> WHAT IS BEING ASKED
Copy the entries below exactly. Images do not belong in the copy.

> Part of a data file
────────

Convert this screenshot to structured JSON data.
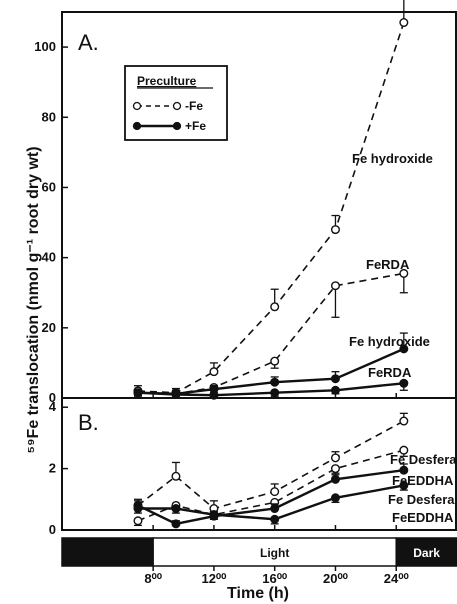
{
  "chart_data": [
    {
      "panel": "A.",
      "type": "line",
      "ylim": [
        0,
        110
      ],
      "yticks": [
        "0",
        "20",
        "40",
        "60",
        "80",
        "100"
      ],
      "legend": {
        "title": "Preculture",
        "entries": [
          {
            "label": "-Fe",
            "style": "dashed-open"
          },
          {
            "label": "+Fe",
            "style": "solid-filled"
          }
        ]
      },
      "series": [
        {
          "name": "Fe hydroxide",
          "preculture": "-Fe",
          "style": "dashed-open",
          "x": [
            7,
            9.5,
            12,
            16,
            20,
            24.5
          ],
          "y": [
            2,
            1.5,
            7.5,
            26,
            48,
            107
          ],
          "err": [
            1.5,
            1.2,
            2.5,
            5,
            4,
            20
          ]
        },
        {
          "name": "FeRDA",
          "preculture": "-Fe",
          "style": "dashed-open",
          "x": [
            7,
            9.5,
            12,
            16,
            20,
            24.5
          ],
          "y": [
            2,
            1.2,
            3,
            10.5,
            32,
            35.5
          ],
          "err": [
            1.2,
            1,
            1.5,
            2,
            9,
            5.5
          ]
        },
        {
          "name": "Fe hydroxide",
          "preculture": "+Fe",
          "style": "solid-filled",
          "x": [
            7,
            9.5,
            12,
            16,
            20,
            24.5
          ],
          "y": [
            1.5,
            1.2,
            2.5,
            4.5,
            5.5,
            14
          ],
          "err": [
            1,
            1,
            1,
            1.5,
            2,
            4.5
          ]
        },
        {
          "name": "FeRDA",
          "preculture": "+Fe",
          "style": "solid-filled",
          "x": [
            7,
            9.5,
            12,
            16,
            20,
            24.5
          ],
          "y": [
            1.5,
            1,
            0.8,
            1.5,
            2.2,
            4.2
          ],
          "err": [
            1,
            1,
            1,
            1,
            1,
            2
          ]
        }
      ],
      "annotations": [
        "Fe hydroxide",
        "FeRDA",
        "Fe hydroxide",
        "FeRDA"
      ]
    },
    {
      "panel": "B.",
      "type": "line",
      "ylim": [
        0,
        4.3
      ],
      "yticks": [
        "0",
        "2",
        "4"
      ],
      "series": [
        {
          "name": "Fe Desferal",
          "preculture": "-Fe",
          "style": "dashed-open",
          "x": [
            7,
            9.5,
            12,
            16,
            20,
            24.5
          ],
          "y": [
            0.8,
            1.75,
            0.7,
            1.25,
            2.35,
            3.55
          ],
          "err": [
            0.2,
            0.45,
            0.25,
            0.25,
            0.2,
            0.25
          ]
        },
        {
          "name": "FeEDDHA",
          "preculture": "-Fe",
          "style": "dashed-open",
          "x": [
            7,
            9.5,
            12,
            16,
            20,
            24.5
          ],
          "y": [
            0.3,
            0.8,
            0.5,
            0.9,
            2.0,
            2.6
          ],
          "err": [
            0.15,
            0.15,
            0.15,
            0.2,
            0.2,
            0.2
          ]
        },
        {
          "name": "Fe Desferal",
          "preculture": "+Fe",
          "style": "solid-filled",
          "x": [
            7,
            9.5,
            12,
            16,
            20,
            24.5
          ],
          "y": [
            0.8,
            0.2,
            0.45,
            0.7,
            1.65,
            1.95
          ],
          "err": [
            0.15,
            0.1,
            0.15,
            0.15,
            0.2,
            0.2
          ]
        },
        {
          "name": "FeEDDHA",
          "preculture": "+Fe",
          "style": "solid-filled",
          "x": [
            7,
            9.5,
            12,
            16,
            20,
            24.5
          ],
          "y": [
            0.7,
            0.7,
            0.5,
            0.35,
            1.05,
            1.45
          ],
          "err": [
            0.15,
            0.15,
            0.15,
            0.15,
            0.15,
            0.15
          ]
        }
      ],
      "annotations": [
        "Fe Desferal",
        "FeEDDHA",
        "Fe Desferal",
        "FeEDDHA"
      ]
    }
  ],
  "x_axis": {
    "label": "Time (h)",
    "ticks": [
      {
        "value": 8,
        "label": "8⁰⁰"
      },
      {
        "value": 12,
        "label": "12⁰⁰"
      },
      {
        "value": 16,
        "label": "16⁰⁰"
      },
      {
        "value": 20,
        "label": "20⁰⁰"
      },
      {
        "value": 24,
        "label": "24⁰⁰"
      }
    ],
    "xlim": [
      2,
      28
    ]
  },
  "y_axis_label": "⁵⁹Fe translocation (nmol g⁻¹ root dry wt)",
  "light_dark_bar": [
    {
      "from": 2,
      "to": 8,
      "state": "dark",
      "label": ""
    },
    {
      "from": 8,
      "to": 24,
      "state": "light",
      "label": "Light"
    },
    {
      "from": 24,
      "to": 28,
      "state": "dark",
      "label": "Dark"
    }
  ],
  "colors": {
    "ink": "#111111",
    "background": "#ffffff",
    "dark_period": "#111111",
    "light_period": "#ffffff"
  }
}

────────

> CORRECT ANSWER
Convert this screenshot to structured JSON data.
{
  "chart_data": [
    {
      "panel": "A.",
      "type": "line",
      "ylim": [
        0,
        110
      ],
      "yticks": [
        "0",
        "20",
        "40",
        "60",
        "80",
        "100"
      ],
      "legend": {
        "title": "Preculture",
        "entries": [
          {
            "label": "-Fe",
            "style": "dashed-open"
          },
          {
            "label": "+Fe",
            "style": "solid-filled"
          }
        ]
      },
      "series": [
        {
          "name": "Fe hydroxide",
          "preculture": "-Fe",
          "style": "dashed-open",
          "x": [
            7,
            9.5,
            12,
            16,
            20,
            24.5
          ],
          "y": [
            2,
            1.5,
            7.5,
            26,
            48,
            107
          ],
          "err": [
            1.5,
            1.2,
            2.5,
            5,
            4,
            20
          ]
        },
        {
          "name": "FeRDA",
          "preculture": "-Fe",
          "style": "dashed-open",
          "x": [
            7,
            9.5,
            12,
            16,
            20,
            24.5
          ],
          "y": [
            2,
            1.2,
            3,
            10.5,
            32,
            35.5
          ],
          "err": [
            1.2,
            1,
            1.5,
            2,
            9,
            5.5
          ]
        },
        {
          "name": "Fe hydroxide",
          "preculture": "+Fe",
          "style": "solid-filled",
          "x": [
            7,
            9.5,
            12,
            16,
            20,
            24.5
          ],
          "y": [
            1.5,
            1.2,
            2.5,
            4.5,
            5.5,
            14
          ],
          "err": [
            1,
            1,
            1,
            1.5,
            2,
            4.5
          ]
        },
        {
          "name": "FeRDA",
          "preculture": "+Fe",
          "style": "solid-filled",
          "x": [
            7,
            9.5,
            12,
            16,
            20,
            24.5
          ],
          "y": [
            1.5,
            1,
            0.8,
            1.5,
            2.2,
            4.2
          ],
          "err": [
            1,
            1,
            1,
            1,
            1,
            2
          ]
        }
      ],
      "annotations": [
        "Fe hydroxide",
        "FeRDA",
        "Fe hydroxide",
        "FeRDA"
      ]
    },
    {
      "panel": "B.",
      "type": "line",
      "ylim": [
        0,
        4.3
      ],
      "yticks": [
        "0",
        "2",
        "4"
      ],
      "series": [
        {
          "name": "Fe Desferal",
          "preculture": "-Fe",
          "style": "dashed-open",
          "x": [
            7,
            9.5,
            12,
            16,
            20,
            24.5
          ],
          "y": [
            0.8,
            1.75,
            0.7,
            1.25,
            2.35,
            3.55
          ],
          "err": [
            0.2,
            0.45,
            0.25,
            0.25,
            0.2,
            0.25
          ]
        },
        {
          "name": "FeEDDHA",
          "preculture": "-Fe",
          "style": "dashed-open",
          "x": [
            7,
            9.5,
            12,
            16,
            20,
            24.5
          ],
          "y": [
            0.3,
            0.8,
            0.5,
            0.9,
            2.0,
            2.6
          ],
          "err": [
            0.15,
            0.15,
            0.15,
            0.2,
            0.2,
            0.2
          ]
        },
        {
          "name": "Fe Desferal",
          "preculture": "+Fe",
          "style": "solid-filled",
          "x": [
            7,
            9.5,
            12,
            16,
            20,
            24.5
          ],
          "y": [
            0.8,
            0.2,
            0.45,
            0.7,
            1.65,
            1.95
          ],
          "err": [
            0.15,
            0.1,
            0.15,
            0.15,
            0.2,
            0.2
          ]
        },
        {
          "name": "FeEDDHA",
          "preculture": "+Fe",
          "style": "solid-filled",
          "x": [
            7,
            9.5,
            12,
            16,
            20,
            24.5
          ],
          "y": [
            0.7,
            0.7,
            0.5,
            0.35,
            1.05,
            1.45
          ],
          "err": [
            0.15,
            0.15,
            0.15,
            0.15,
            0.15,
            0.15
          ]
        }
      ],
      "annotations": [
        "Fe Desferal",
        "FeEDDHA",
        "Fe Desferal",
        "FeEDDHA"
      ]
    }
  ],
  "x_axis": {
    "label": "Time (h)",
    "ticks": [
      {
        "value": 8,
        "label": "8⁰⁰"
      },
      {
        "value": 12,
        "label": "12⁰⁰"
      },
      {
        "value": 16,
        "label": "16⁰⁰"
      },
      {
        "value": 20,
        "label": "20⁰⁰"
      },
      {
        "value": 24,
        "label": "24⁰⁰"
      }
    ],
    "xlim": [
      2,
      28
    ]
  },
  "y_axis_label": "⁵⁹Fe translocation (nmol g⁻¹ root dry wt)",
  "light_dark_bar": [
    {
      "from": 2,
      "to": 8,
      "state": "dark",
      "label": ""
    },
    {
      "from": 8,
      "to": 24,
      "state": "light",
      "label": "Light"
    },
    {
      "from": 24,
      "to": 28,
      "state": "dark",
      "label": "Dark"
    }
  ],
  "colors": {
    "ink": "#111111",
    "background": "#ffffff",
    "dark_period": "#111111",
    "light_period": "#ffffff"
  }
}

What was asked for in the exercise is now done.